• **Record set**:
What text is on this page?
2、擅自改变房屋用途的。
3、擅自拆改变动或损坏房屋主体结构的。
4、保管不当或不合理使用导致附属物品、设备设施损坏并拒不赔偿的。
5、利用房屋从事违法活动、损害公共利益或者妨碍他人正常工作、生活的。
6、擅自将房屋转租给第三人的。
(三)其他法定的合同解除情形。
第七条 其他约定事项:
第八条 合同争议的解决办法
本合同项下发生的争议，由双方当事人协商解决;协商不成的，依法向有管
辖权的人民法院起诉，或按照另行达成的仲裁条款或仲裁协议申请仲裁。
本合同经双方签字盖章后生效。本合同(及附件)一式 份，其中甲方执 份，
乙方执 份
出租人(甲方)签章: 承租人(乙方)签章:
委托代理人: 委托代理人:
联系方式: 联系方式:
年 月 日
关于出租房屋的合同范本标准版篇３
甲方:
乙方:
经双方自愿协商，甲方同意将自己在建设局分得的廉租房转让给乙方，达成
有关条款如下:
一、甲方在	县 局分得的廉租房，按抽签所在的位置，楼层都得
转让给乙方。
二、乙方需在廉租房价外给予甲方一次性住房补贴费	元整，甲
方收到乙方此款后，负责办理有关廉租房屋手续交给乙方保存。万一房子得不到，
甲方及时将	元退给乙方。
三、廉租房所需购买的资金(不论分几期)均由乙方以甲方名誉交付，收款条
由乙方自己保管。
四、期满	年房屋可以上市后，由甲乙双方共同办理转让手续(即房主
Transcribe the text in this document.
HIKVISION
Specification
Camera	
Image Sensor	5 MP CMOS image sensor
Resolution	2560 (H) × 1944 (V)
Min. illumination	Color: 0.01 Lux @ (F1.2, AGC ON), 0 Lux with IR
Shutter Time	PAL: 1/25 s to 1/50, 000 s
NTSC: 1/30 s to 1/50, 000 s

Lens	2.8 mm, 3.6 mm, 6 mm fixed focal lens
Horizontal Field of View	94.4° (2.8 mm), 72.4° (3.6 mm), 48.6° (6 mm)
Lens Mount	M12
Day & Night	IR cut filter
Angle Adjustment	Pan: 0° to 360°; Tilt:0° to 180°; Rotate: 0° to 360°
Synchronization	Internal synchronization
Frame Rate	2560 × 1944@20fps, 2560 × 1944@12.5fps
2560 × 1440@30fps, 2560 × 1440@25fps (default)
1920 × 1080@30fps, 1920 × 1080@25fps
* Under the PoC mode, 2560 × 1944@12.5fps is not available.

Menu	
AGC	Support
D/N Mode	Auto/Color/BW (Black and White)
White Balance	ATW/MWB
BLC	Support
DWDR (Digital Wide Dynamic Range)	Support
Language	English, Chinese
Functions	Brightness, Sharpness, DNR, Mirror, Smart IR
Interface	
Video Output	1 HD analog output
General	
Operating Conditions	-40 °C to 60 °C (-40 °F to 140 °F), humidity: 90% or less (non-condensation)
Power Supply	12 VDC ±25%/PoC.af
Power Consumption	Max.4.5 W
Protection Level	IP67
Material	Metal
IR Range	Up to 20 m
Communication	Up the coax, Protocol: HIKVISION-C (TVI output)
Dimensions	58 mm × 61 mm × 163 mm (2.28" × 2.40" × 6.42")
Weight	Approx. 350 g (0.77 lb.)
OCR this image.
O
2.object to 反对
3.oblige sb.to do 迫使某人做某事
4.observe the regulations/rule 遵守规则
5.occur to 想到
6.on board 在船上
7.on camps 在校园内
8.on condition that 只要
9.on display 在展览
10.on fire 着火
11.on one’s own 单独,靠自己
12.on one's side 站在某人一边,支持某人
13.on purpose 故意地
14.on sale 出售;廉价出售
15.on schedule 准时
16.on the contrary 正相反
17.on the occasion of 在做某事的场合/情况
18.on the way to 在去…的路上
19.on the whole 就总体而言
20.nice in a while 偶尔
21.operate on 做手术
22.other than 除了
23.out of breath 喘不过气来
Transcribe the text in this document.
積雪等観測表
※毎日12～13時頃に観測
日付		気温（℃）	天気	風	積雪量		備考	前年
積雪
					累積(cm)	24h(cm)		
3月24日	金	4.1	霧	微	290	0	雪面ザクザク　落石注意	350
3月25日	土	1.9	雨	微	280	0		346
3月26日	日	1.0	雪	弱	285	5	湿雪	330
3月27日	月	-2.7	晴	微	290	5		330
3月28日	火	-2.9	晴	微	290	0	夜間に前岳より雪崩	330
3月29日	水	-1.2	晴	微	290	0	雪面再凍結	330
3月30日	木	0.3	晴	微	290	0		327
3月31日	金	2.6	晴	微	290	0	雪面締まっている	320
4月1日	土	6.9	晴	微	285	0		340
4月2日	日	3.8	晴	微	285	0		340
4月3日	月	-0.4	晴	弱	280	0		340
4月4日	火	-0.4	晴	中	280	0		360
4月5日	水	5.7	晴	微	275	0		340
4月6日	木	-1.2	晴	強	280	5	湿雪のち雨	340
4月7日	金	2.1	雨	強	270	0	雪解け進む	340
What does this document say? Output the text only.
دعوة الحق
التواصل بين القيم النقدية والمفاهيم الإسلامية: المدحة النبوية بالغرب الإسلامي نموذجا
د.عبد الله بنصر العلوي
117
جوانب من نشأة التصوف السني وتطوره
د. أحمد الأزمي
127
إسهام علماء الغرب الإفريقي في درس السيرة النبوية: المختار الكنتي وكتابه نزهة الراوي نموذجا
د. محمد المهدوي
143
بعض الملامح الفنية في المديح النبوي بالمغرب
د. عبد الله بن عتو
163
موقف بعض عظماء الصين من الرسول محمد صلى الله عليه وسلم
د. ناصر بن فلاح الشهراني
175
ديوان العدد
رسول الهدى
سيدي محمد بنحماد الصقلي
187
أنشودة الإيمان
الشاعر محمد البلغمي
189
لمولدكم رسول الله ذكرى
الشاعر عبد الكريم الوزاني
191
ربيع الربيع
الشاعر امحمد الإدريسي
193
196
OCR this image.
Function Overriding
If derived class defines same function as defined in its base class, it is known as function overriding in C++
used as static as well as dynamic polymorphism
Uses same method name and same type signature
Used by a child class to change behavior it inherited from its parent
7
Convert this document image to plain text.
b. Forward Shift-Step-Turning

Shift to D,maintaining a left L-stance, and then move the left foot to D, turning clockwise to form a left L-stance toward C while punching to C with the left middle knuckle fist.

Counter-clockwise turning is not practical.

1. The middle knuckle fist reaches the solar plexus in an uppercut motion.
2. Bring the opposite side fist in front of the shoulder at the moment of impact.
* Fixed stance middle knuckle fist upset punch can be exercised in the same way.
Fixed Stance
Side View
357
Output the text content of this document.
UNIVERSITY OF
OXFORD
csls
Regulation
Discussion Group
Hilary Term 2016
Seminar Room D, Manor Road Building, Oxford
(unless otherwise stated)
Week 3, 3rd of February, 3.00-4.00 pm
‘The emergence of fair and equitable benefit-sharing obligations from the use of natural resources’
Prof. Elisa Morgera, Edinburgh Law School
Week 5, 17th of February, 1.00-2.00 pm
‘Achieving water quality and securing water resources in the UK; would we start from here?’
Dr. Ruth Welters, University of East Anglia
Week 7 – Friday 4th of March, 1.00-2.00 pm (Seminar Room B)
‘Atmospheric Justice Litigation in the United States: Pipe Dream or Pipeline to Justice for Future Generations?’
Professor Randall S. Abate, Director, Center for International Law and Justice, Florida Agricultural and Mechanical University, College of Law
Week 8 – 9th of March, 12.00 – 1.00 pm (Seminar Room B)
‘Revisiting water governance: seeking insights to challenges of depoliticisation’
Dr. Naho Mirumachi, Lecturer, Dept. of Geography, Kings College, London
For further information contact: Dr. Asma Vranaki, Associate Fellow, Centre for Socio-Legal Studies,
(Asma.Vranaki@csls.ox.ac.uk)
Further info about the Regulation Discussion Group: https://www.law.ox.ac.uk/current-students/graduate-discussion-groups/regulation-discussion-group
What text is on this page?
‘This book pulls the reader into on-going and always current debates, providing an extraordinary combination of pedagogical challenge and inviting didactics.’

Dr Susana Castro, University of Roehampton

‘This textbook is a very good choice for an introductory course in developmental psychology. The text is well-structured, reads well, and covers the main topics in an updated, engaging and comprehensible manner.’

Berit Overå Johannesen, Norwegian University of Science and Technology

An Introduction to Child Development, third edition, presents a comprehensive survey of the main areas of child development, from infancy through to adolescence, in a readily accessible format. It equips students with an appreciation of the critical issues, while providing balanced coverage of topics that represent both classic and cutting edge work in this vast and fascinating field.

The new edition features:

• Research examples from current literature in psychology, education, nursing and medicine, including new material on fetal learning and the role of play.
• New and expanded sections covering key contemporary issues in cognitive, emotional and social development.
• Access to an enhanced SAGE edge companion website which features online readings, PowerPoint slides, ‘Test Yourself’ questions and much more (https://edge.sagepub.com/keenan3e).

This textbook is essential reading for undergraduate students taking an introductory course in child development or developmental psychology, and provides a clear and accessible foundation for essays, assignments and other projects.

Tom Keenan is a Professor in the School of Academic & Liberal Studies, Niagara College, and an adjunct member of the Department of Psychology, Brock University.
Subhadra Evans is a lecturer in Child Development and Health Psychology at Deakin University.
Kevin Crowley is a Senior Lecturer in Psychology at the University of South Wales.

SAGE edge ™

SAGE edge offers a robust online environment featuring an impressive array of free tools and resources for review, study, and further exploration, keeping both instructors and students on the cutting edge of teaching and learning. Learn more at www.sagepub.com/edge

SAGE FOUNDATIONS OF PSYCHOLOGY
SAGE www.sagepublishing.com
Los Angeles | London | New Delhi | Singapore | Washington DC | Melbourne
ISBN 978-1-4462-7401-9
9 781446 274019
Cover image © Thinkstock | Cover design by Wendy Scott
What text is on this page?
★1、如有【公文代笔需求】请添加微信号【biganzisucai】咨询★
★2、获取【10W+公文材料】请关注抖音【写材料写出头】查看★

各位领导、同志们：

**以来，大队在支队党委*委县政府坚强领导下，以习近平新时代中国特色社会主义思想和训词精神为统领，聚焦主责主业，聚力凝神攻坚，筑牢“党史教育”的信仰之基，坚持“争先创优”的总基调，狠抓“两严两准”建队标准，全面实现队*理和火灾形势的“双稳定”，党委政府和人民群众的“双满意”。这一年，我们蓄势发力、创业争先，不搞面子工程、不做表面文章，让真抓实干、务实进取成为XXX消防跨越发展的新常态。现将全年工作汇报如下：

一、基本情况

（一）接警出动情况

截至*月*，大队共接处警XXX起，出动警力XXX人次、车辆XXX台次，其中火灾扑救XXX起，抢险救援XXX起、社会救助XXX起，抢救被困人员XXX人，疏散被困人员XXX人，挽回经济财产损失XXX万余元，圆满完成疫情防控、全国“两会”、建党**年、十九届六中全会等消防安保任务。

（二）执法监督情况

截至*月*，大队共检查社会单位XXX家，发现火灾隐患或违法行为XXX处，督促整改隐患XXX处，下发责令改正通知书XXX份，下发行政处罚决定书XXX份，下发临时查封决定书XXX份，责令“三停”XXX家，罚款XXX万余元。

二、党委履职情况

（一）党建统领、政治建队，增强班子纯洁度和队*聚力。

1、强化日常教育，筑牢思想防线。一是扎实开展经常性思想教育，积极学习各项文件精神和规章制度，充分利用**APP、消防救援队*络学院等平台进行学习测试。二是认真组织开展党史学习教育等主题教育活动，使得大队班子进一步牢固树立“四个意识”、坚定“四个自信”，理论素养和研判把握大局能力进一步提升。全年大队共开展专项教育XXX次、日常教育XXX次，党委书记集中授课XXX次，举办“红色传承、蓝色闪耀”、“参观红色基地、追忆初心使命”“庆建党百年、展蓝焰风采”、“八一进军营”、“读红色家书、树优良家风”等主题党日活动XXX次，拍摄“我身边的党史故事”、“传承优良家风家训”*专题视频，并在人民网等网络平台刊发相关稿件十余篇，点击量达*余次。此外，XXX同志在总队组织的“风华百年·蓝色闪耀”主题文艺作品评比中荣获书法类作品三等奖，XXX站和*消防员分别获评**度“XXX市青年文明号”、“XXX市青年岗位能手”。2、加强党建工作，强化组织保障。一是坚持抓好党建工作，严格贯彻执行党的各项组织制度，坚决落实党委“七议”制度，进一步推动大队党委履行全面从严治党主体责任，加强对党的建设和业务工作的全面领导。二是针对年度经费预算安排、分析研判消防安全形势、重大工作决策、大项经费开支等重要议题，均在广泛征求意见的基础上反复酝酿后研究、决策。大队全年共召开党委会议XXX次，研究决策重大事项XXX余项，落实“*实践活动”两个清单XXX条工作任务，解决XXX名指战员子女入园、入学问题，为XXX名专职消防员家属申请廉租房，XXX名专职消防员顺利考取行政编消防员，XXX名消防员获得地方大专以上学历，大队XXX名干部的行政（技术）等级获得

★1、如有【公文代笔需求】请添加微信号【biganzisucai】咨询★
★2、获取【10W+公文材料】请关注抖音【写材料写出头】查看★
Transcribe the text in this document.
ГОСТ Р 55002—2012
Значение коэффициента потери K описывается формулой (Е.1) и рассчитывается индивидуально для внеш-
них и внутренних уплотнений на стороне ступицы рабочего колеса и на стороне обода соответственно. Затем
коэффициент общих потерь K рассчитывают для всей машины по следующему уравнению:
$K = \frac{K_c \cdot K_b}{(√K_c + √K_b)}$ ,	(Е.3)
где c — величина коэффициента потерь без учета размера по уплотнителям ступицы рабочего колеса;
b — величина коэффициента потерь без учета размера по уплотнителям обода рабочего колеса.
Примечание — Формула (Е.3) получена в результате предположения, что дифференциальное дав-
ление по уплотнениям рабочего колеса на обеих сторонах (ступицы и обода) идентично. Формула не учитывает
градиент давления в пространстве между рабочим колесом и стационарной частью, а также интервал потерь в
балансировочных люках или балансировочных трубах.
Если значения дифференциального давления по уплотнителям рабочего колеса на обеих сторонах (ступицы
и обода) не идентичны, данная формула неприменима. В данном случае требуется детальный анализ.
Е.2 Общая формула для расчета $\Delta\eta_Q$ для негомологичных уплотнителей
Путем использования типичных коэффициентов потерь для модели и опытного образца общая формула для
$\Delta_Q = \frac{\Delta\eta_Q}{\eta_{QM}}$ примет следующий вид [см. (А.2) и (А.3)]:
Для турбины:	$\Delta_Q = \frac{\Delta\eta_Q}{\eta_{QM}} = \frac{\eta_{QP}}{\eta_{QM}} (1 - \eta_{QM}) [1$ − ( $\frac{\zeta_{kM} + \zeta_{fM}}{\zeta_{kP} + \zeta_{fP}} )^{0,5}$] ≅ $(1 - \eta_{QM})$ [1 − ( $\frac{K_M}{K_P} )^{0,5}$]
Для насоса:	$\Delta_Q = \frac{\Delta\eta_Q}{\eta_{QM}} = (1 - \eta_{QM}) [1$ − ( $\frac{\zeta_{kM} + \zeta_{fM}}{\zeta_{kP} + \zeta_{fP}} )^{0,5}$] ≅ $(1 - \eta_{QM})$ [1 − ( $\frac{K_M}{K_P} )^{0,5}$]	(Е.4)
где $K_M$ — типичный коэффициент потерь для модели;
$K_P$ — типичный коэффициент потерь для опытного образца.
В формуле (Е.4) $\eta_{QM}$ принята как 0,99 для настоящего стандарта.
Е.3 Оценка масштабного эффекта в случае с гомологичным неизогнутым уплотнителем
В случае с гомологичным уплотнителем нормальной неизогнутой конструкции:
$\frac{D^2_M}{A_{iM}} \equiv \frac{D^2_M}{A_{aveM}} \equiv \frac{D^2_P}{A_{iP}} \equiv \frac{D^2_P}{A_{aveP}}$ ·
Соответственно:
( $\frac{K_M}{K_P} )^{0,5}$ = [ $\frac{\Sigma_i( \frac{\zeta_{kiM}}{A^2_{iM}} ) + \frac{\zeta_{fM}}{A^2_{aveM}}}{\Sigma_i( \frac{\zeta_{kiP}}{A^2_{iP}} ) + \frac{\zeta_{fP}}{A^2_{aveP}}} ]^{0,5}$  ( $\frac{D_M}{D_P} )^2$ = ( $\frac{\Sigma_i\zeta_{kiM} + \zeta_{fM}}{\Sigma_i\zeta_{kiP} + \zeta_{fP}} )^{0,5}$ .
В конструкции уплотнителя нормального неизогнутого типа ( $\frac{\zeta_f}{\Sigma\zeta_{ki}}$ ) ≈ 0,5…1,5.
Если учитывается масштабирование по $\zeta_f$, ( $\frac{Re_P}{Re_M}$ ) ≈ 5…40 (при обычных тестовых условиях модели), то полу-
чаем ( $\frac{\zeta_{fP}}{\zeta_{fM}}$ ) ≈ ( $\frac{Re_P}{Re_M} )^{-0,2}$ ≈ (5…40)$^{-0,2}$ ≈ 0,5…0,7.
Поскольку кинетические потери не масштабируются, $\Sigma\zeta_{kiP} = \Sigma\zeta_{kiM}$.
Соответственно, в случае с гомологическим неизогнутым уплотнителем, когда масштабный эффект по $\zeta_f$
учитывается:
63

• **Task description**:
Of the lines above, how many include the word "типичный"? Reply with the number only.

• **Result of this task**:
2